Having completed spring and now well into summer, June caps three consecutive months of declining sales that have completely enveloped a typically “hot” selling season.
Of course, the market is coming off the historically high “Bubble” run-up in sales and prices that peaked in June 2005, but still, the current trend seems a far cry from the market “stabilization” that the National Association of Realtors would have you believe is occurring.
Locally, it appears that the idea of price correction is gaining some currency even from David Wluka, the President of the Massachusetts Association of Realtors.
“You can’t keep going up forever - at some point you hit the wall” Wluka said. “[sellers] are going to have to face reality and adjust their pricing accordingly,” said Wluka adding “They have to take the longer view of what the house is worth instead of looking back one or two years." Wluka’s prediction for the future, “[prices] will continue to decline until the inventory gets eaten up.”
So far, the only June statistics available are the Massachusetts Association of Realtors numbers. As in past months, the Warren Group will soon release their numbers providing an even more complete view of the market.Additionaly, be on the lookout for the inflation adjusted charts produced by BostonBubble.com for an even more accurate "real" view of the current market trend.

- AIM OF THE TASK -
Continue the text on the Massachusetts housing market from the point where it stops. The records that come next are separate material and have no connection to the housing market text.

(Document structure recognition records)
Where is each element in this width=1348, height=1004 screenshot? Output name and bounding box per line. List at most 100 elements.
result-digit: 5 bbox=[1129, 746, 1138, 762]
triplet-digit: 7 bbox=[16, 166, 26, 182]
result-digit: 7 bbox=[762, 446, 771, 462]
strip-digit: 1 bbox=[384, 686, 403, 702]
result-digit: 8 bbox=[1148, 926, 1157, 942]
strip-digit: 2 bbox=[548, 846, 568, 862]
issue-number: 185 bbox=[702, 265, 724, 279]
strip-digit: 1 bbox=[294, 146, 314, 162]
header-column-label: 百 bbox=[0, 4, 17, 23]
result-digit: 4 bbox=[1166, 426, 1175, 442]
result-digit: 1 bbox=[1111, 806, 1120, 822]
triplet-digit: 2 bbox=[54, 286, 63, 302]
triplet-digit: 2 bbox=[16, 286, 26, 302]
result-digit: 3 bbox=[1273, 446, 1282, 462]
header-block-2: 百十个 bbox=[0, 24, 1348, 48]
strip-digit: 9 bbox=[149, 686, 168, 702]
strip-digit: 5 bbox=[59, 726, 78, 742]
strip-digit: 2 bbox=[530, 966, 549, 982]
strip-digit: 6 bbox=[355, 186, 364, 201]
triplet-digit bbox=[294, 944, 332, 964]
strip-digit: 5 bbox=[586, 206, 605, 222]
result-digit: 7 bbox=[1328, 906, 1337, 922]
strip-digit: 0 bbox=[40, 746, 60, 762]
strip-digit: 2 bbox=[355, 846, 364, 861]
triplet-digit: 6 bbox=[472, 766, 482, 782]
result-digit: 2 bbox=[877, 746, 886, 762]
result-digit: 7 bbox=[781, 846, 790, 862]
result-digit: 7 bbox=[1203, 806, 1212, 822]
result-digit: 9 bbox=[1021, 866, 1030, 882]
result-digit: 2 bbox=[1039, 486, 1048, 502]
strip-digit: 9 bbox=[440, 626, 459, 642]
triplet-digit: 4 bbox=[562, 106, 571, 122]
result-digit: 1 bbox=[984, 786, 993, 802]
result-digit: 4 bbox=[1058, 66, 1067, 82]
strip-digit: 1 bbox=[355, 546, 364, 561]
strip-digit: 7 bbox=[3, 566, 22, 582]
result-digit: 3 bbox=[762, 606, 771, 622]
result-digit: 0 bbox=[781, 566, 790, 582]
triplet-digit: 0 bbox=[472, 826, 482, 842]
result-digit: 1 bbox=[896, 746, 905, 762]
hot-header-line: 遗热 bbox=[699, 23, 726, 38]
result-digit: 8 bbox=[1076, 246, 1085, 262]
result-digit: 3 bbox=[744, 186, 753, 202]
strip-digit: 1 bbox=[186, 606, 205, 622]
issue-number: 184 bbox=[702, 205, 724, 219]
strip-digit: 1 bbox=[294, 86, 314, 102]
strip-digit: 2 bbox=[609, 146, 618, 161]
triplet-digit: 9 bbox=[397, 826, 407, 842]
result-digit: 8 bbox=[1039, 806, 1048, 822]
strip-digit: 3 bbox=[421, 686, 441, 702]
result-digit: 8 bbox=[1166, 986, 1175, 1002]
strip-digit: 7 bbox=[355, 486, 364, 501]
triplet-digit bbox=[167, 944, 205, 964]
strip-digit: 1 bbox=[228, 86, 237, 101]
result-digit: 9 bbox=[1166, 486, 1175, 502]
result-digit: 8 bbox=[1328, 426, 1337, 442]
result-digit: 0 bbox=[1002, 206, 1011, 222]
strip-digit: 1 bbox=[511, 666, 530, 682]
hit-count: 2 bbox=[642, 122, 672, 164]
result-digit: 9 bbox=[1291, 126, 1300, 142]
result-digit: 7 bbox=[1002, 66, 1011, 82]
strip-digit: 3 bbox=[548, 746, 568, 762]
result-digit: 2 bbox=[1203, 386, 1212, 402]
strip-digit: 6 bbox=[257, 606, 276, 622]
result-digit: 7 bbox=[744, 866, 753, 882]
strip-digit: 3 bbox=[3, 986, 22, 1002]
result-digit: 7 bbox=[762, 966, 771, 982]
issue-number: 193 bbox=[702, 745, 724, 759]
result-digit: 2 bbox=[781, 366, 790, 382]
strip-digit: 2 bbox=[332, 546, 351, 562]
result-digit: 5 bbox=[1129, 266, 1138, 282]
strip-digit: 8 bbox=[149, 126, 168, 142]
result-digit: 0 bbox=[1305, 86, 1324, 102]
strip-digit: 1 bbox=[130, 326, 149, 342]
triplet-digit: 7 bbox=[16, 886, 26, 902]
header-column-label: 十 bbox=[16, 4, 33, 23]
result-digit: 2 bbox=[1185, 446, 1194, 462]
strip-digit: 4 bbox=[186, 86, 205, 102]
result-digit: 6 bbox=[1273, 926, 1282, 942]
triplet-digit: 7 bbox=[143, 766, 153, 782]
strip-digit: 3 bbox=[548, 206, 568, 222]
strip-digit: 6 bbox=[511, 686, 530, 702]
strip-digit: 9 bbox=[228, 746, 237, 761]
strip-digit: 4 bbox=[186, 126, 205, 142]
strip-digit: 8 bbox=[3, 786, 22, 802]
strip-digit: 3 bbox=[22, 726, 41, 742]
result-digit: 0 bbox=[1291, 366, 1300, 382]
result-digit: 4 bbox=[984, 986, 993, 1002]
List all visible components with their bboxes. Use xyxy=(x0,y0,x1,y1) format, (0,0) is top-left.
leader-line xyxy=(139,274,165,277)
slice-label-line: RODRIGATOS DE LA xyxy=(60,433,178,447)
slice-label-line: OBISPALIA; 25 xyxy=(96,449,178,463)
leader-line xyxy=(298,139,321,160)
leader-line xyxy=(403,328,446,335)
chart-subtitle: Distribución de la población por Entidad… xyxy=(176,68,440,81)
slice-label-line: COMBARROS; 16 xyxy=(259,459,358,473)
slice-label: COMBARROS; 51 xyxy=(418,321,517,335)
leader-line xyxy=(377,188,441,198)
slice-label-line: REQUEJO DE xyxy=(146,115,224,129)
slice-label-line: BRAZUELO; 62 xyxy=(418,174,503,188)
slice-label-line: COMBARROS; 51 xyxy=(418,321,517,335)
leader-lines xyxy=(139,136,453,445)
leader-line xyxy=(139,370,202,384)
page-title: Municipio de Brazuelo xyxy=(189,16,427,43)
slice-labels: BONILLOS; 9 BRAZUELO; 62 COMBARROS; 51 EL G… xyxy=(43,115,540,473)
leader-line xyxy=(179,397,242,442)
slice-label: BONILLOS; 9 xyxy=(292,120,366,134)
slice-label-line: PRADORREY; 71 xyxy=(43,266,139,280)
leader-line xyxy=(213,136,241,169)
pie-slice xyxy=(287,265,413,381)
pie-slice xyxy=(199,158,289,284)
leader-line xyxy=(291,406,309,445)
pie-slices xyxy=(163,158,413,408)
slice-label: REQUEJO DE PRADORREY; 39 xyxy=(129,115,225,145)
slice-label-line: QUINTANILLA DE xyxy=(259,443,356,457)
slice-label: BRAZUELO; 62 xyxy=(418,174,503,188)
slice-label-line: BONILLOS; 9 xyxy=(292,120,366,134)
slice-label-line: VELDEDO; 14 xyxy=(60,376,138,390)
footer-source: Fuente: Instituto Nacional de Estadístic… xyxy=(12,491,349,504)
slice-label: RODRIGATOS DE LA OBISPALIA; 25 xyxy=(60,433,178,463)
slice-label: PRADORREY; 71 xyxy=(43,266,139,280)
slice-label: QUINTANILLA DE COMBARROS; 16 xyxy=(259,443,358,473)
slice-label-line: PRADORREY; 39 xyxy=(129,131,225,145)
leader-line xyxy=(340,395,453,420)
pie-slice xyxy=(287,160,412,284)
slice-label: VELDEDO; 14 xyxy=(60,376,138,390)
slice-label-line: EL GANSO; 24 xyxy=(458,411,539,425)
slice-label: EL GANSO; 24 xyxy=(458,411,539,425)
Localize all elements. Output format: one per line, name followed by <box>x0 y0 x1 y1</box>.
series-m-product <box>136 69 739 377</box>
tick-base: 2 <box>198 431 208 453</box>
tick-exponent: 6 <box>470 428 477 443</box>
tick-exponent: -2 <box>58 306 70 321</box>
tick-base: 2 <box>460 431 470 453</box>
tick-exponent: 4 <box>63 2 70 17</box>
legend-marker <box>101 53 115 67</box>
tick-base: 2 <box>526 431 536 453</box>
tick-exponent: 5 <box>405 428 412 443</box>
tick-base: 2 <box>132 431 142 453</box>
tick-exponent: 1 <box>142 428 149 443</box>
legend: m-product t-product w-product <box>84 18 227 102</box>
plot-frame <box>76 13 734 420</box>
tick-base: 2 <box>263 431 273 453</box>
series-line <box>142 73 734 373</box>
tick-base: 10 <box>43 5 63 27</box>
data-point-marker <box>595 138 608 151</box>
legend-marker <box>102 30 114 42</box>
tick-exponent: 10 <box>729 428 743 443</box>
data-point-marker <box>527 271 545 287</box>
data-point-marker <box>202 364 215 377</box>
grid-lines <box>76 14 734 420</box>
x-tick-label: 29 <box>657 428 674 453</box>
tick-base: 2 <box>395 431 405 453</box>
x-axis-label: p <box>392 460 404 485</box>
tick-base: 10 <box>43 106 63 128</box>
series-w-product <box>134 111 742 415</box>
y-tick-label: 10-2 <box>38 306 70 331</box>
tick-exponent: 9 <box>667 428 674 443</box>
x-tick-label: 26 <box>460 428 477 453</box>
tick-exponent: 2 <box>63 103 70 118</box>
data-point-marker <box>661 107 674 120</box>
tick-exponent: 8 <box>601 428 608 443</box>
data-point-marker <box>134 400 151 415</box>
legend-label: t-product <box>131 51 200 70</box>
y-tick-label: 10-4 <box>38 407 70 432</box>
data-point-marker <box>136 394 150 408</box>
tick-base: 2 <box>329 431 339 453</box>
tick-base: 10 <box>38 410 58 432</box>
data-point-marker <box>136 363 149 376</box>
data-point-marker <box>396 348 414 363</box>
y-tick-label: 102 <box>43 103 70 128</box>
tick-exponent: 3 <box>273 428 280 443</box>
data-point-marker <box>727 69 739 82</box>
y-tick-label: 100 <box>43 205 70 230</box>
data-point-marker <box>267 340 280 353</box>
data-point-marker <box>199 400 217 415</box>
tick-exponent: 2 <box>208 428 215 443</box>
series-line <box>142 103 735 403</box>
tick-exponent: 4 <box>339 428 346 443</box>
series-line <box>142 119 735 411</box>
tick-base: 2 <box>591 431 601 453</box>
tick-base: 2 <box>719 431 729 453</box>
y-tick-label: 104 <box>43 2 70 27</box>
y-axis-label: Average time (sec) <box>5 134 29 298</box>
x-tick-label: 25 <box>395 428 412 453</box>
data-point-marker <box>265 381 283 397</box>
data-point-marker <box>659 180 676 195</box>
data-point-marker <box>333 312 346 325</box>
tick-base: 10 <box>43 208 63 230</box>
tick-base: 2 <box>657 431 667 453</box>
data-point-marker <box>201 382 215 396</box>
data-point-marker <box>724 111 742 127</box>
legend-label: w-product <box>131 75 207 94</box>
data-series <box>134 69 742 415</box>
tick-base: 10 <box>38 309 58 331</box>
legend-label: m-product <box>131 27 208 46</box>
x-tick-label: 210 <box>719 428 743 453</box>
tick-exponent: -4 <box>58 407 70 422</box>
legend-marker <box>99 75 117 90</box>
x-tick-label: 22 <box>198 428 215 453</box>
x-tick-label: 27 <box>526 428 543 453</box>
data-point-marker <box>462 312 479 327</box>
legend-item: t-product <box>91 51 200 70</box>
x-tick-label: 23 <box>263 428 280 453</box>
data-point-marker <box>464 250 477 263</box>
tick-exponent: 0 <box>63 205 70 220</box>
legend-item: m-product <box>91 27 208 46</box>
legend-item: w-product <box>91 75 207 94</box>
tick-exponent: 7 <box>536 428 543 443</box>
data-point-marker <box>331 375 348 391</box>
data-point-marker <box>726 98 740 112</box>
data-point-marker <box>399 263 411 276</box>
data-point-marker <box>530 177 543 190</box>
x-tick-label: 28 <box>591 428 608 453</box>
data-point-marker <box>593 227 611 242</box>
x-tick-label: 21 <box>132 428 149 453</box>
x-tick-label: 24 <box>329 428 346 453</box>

- TASK RESPONSE -
Key Statistics for June 2006
- Single Family Sales Down 16.6% as compared to June 2005
- Single Family Median Price Down 1% as compared to June 2005
- Condo Sales Down 14.3% as compared to June 2005
- Condo Median Price Down 1.1% as compared to June 2005
- Foreclosures “Skyrocketing” Up 66% in just the second quarter of 2006
- Single Family average “Days On Market” stands at 111 days in June as compared to 84 days for June 2005
- Condo average “Days On Market” stands at 98 days in June as compared to 66 days for June 2005
- June marks the third consecutive month of declining sales.
- Inventories have now risen for 16 consecutive months.
- For June, there was one foreclosure for every 5.2 homes sold.